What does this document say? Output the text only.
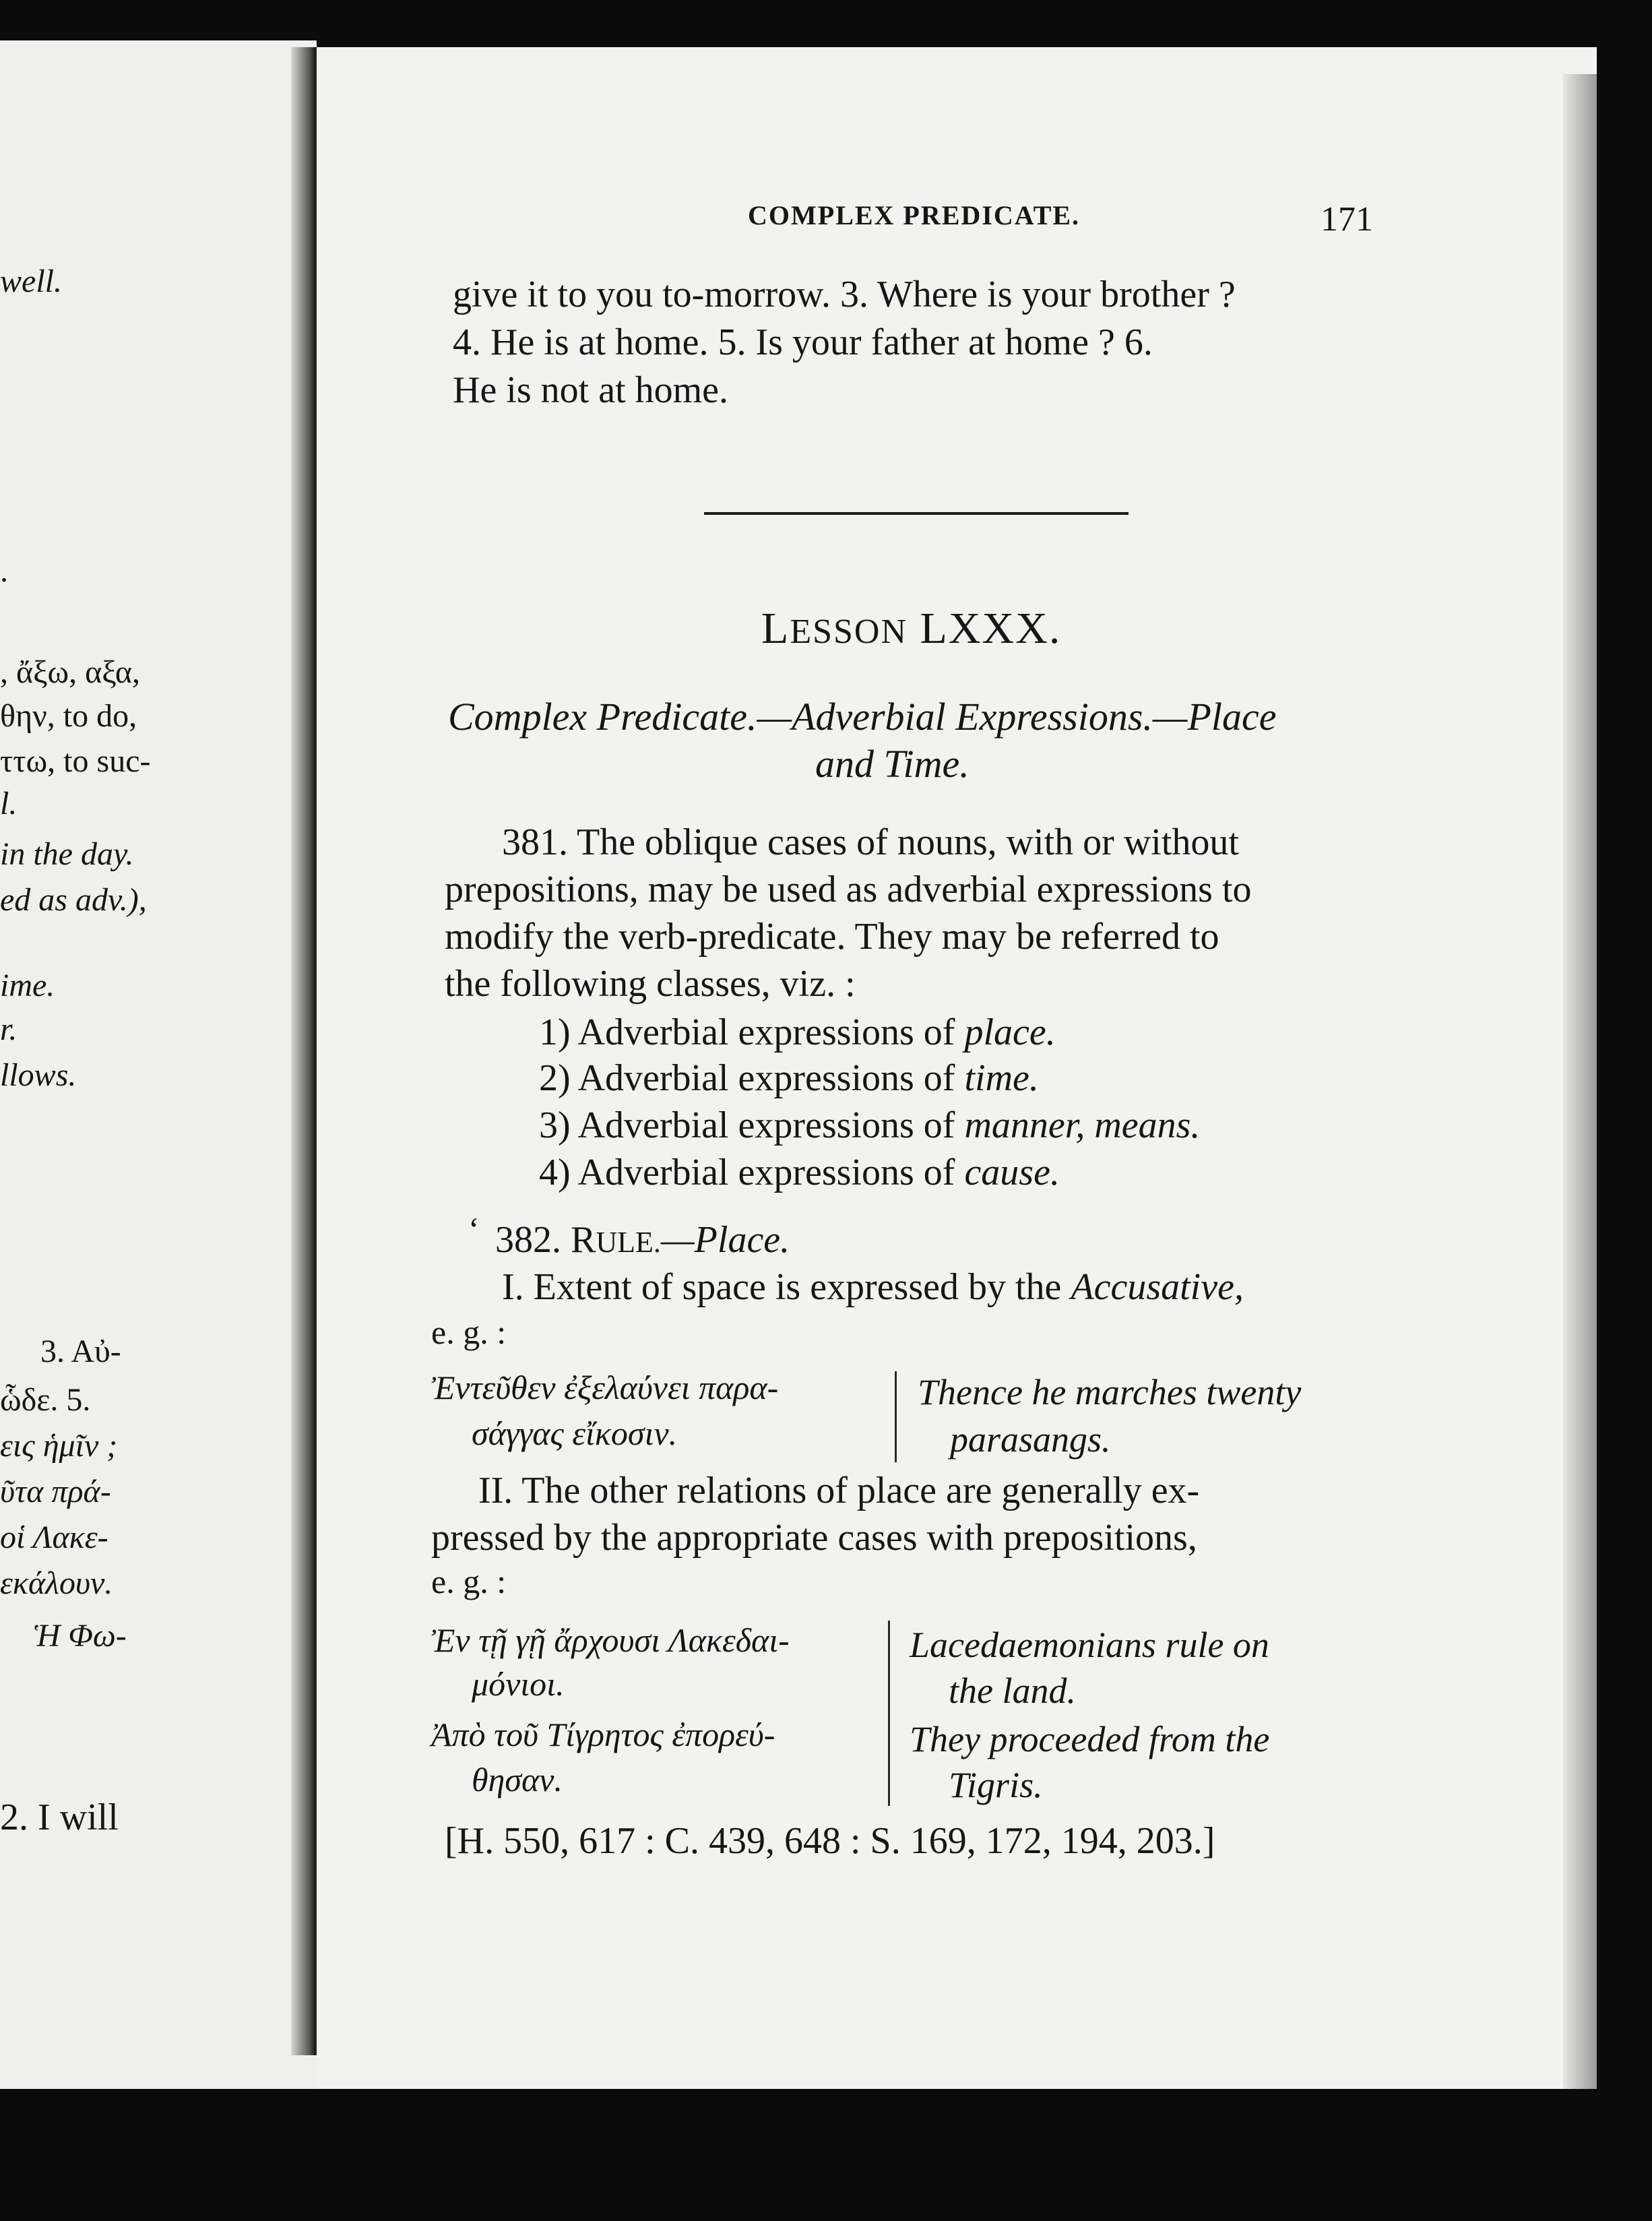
well.
.
, ἄξω, αξα,
θην, to do,
ττω, to suc-
l.
in the day.
ed as adv.),
ime.
r.
llows.
3. Αὐ-
ὧδε. 5.
εις ἡμῖν ;
ῦτα πρά-
οἱ Λακε-
εκάλουν.
Ἡ Φω-
2. I will
COMPLEX PREDICATE.	171
give it to you to-morrow. 3. Where is your brother ?
4. He is at home. 5. Is your father at home ? 6.
He is not at home.
LESSON LXXX.
Complex Predicate.—Adverbial Expressions.—Place
and Time.
381. The oblique cases of nouns, with or without
prepositions, may be used as adverbial expressions to
modify the verb-predicate. They may be referred to
the following classes, viz. :
1) Adverbial expressions of place.
2) Adverbial expressions of time.
3) Adverbial expressions of manner, means.
4) Adverbial expressions of cause.
ʻ 382. RULE.—Place.
I. Extent of space is expressed by the Accusative,
e. g. :
Ἐντεῦθεν ἐξελαύνει παρα-
σάγγας εἴκοσιν.
Thence he marches twenty
parasangs.
II. The other relations of place are generally ex-
pressed by the appropriate cases with prepositions,
e. g. :
Ἐν τῇ γῇ ἄρχουσι Λακεδαι-
μόνιοι.
Lacedaemonians rule on
the land.
Ἀπὸ τοῦ Τίγρητος ἐπορεύ-
θησαν.
They proceeded from the
Tigris.
[H. 550, 617 : C. 439, 648 : S. 169, 172, 194, 203.]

EXERCISE
Which lines include the word "cases"? List them all.

TASK RESULT
381. The oblique cases of nouns, with or without
pressed by the appropriate cases with prepositions,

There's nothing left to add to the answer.